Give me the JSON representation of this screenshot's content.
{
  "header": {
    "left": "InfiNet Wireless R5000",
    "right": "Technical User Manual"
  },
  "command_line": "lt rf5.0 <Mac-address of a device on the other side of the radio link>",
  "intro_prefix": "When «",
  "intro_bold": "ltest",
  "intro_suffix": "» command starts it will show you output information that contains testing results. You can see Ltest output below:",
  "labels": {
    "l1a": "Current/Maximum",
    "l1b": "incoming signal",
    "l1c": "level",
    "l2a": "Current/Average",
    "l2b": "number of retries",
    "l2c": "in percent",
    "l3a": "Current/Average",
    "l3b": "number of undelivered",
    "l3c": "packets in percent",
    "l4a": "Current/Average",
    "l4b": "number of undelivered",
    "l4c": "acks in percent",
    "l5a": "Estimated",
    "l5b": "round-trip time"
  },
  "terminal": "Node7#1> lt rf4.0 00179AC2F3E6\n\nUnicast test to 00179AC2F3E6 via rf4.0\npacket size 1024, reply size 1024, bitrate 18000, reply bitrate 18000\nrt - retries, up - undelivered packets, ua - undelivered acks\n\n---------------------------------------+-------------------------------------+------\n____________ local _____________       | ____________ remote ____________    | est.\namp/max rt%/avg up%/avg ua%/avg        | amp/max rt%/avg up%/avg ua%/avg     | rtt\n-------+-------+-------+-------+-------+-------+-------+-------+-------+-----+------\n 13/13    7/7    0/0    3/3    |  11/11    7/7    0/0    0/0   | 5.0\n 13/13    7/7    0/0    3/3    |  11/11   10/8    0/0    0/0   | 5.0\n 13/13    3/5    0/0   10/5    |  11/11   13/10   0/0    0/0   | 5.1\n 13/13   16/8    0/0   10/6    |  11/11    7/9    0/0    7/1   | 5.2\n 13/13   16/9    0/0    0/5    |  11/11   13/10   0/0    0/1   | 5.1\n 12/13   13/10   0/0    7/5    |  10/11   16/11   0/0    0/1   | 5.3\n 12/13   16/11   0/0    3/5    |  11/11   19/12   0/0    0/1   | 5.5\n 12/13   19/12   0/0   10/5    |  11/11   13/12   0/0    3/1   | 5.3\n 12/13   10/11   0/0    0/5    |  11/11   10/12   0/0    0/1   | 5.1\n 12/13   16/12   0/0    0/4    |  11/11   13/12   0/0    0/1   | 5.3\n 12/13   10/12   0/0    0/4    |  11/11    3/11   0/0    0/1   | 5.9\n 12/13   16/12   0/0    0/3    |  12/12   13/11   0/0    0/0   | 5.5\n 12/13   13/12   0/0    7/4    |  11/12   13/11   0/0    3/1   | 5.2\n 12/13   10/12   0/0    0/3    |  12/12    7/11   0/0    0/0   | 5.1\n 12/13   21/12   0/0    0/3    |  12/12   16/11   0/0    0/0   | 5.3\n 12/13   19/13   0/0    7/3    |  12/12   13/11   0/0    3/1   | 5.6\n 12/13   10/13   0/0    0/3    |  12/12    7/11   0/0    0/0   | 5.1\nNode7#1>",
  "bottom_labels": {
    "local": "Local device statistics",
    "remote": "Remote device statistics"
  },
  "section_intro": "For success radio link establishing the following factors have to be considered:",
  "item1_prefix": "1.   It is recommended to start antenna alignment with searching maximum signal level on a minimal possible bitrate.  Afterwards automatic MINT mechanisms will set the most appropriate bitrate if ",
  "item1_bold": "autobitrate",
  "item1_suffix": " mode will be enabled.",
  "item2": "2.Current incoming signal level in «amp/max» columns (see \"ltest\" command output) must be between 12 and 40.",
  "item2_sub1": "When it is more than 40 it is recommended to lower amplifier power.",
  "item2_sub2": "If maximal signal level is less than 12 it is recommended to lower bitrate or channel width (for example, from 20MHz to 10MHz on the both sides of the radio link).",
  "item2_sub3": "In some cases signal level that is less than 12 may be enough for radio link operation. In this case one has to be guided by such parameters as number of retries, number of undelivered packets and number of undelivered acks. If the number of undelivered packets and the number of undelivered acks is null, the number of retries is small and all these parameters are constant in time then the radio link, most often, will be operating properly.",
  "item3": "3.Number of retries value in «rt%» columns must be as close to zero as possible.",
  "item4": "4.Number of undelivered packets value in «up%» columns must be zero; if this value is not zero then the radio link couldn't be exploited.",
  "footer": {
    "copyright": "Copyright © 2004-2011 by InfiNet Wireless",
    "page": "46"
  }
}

TASK PROMPT:
Reproduce every line of the listing above in which the string "must" appears.

RIGHT ANSWER:
  "item2": "2.Current incoming signal level in «amp/max» columns (see \"ltest\" command output) must be between 12 and 40.",
  "item3": "3.Number of retries value in «rt%» columns must be as close to zero as possible.",
  "item4": "4.Number of undelivered packets value in «up%» columns must be zero; if this value is not zero then the radio link couldn't be exploited.",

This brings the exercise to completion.